* Required work
The entries that follow should be written out exactly.

----

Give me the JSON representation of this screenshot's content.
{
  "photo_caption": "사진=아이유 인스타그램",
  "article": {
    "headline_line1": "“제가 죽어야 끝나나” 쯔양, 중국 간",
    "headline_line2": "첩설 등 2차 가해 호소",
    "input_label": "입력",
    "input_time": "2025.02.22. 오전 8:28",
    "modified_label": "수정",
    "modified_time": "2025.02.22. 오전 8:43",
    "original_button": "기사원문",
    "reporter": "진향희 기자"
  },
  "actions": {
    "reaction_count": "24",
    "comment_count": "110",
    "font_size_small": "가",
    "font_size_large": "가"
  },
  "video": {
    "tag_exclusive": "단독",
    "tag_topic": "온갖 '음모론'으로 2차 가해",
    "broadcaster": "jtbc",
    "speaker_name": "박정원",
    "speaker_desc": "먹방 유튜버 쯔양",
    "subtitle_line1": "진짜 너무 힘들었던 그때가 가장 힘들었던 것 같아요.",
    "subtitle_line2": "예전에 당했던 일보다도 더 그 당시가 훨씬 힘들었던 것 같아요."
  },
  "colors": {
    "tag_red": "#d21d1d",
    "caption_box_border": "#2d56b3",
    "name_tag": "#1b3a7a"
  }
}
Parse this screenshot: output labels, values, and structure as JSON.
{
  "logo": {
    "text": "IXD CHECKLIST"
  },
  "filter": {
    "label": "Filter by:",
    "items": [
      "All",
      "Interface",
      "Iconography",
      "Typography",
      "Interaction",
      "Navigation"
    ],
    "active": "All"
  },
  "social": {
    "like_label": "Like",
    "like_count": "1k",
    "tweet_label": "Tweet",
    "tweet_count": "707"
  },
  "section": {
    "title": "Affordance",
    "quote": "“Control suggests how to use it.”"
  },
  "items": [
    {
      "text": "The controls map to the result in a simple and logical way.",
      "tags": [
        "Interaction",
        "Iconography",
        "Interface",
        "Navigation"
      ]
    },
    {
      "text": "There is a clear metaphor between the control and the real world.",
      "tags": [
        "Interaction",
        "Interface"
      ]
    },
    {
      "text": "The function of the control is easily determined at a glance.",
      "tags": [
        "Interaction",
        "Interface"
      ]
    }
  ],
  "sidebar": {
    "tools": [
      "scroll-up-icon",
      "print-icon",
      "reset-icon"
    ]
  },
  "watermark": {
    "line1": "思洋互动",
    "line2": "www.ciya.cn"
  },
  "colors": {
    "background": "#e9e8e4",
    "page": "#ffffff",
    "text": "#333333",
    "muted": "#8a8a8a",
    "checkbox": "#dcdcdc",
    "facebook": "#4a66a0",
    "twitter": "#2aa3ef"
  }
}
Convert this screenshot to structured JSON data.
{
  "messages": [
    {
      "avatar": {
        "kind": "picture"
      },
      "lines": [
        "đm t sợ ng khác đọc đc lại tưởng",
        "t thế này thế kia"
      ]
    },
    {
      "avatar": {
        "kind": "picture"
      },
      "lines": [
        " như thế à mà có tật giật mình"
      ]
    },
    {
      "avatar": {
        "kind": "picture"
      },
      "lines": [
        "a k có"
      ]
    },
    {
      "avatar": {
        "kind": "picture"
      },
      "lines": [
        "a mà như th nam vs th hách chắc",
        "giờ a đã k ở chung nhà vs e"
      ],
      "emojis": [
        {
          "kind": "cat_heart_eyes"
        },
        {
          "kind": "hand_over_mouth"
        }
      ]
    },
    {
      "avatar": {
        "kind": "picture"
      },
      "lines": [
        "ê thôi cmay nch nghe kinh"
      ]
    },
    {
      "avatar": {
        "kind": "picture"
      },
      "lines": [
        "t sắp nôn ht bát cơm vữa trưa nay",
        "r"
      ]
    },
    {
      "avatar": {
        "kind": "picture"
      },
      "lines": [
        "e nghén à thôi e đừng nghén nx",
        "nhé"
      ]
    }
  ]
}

----

* Finished exercise
Give me the JSON representation of this screenshot's content.
{
  "photo_caption": "사진=아이유 인스타그램",
  "article": {
    "headline_line1": "“제가 죽어야 끝나나” 쯔양, 중국 간",
    "headline_line2": "첩설 등 2차 가해 호소",
    "input_label": "입력",
    "input_time": "2025.02.22. 오전 8:28",
    "modified_label": "수정",
    "modified_time": "2025.02.22. 오전 8:43",
    "original_button": "기사원문",
    "reporter": "진향희 기자"
  },
  "actions": {
    "reaction_count": "24",
    "comment_count": "110",
    "font_size_small": "가",
    "font_size_large": "가"
  },
  "video": {
    "tag_exclusive": "단독",
    "tag_topic": "온갖 '음모론'으로 2차 가해",
    "broadcaster": "jtbc",
    "speaker_name": "박정원",
    "speaker_desc": "먹방 유튜버 쯔양",
    "subtitle_line1": "진짜 너무 힘들었던 그때가 가장 힘들었던 것 같아요.",
    "subtitle_line2": "예전에 당했던 일보다도 더 그 당시가 훨씬 힘들었던 것 같아요."
  },
  "colors": {
    "tag_red": "#d21d1d",
    "caption_box_border": "#2d56b3",
    "name_tag": "#1b3a7a"
  }
}
Parse this screenshot: output labels, values, and structure as JSON.
{
  "logo": {
    "text": "IXD CHECKLIST"
  },
  "filter": {
    "label": "Filter by:",
    "items": [
      "All",
      "Interface",
      "Iconography",
      "Typography",
      "Interaction",
      "Navigation"
    ],
    "active": "All"
  },
  "social": {
    "like_label": "Like",
    "like_count": "1k",
    "tweet_label": "Tweet",
    "tweet_count": "707"
  },
  "section": {
    "title": "Affordance",
    "quote": "“Control suggests how to use it.”"
  },
  "items": [
    {
      "text": "The controls map to the result in a simple and logical way.",
      "tags": [
        "Interaction",
        "Iconography",
        "Interface",
        "Navigation"
      ]
    },
    {
      "text": "There is a clear metaphor between the control and the real world.",
      "tags": [
        "Interaction",
        "Interface"
      ]
    },
    {
      "text": "The function of the control is easily determined at a glance.",
      "tags": [
        "Interaction",
        "Interface"
      ]
    }
  ],
  "sidebar": {
    "tools": [
      "scroll-up-icon",
      "print-icon",
      "reset-icon"
    ]
  },
  "watermark": {
    "line1": "思洋互动",
    "line2": "www.ciya.cn"
  },
  "colors": {
    "background": "#e9e8e4",
    "page": "#ffffff",
    "text": "#333333",
    "muted": "#8a8a8a",
    "checkbox": "#dcdcdc",
    "facebook": "#4a66a0",
    "twitter": "#2aa3ef"
  }
}
Convert this screenshot to structured JSON data.
{
  "messages": [
    {
      "avatar": {
        "kind": "picture"
      },
      "lines": [
        "đm t sợ ng khác đọc đc lại tưởng",
        "t thế này thế kia"
      ]
    },
    {
      "avatar": {
        "kind": "picture"
      },
      "lines": [
        " như thế à mà có tật giật mình"
      ]
    },
    {
      "avatar": {
        "kind": "picture"
      },
      "lines": [
        "a k có"
      ]
    },
    {
      "avatar": {
        "kind": "picture"
      },
      "lines": [
        "a mà như th nam vs th hách chắc",
        "giờ a đã k ở chung nhà vs e"
      ],
      "emojis": [
        {
          "kind": "cat_heart_eyes"
        },
        {
          "kind": "hand_over_mouth"
        }
      ]
    },
    {
      "avatar": {
        "kind": "picture"
      },
      "lines": [
        "ê thôi cmay nch nghe kinh"
      ]
    },
    {
      "avatar": {
        "kind": "picture"
      },
      "lines": [
        "t sắp nôn ht bát cơm vữa trưa nay",
        "r"
      ]
    },
    {
      "avatar": {
        "kind": "picture"
      },
      "lines": [
        "e nghén à thôi e đừng nghén nx",
        "nhé"
      ]
    }
  ]
}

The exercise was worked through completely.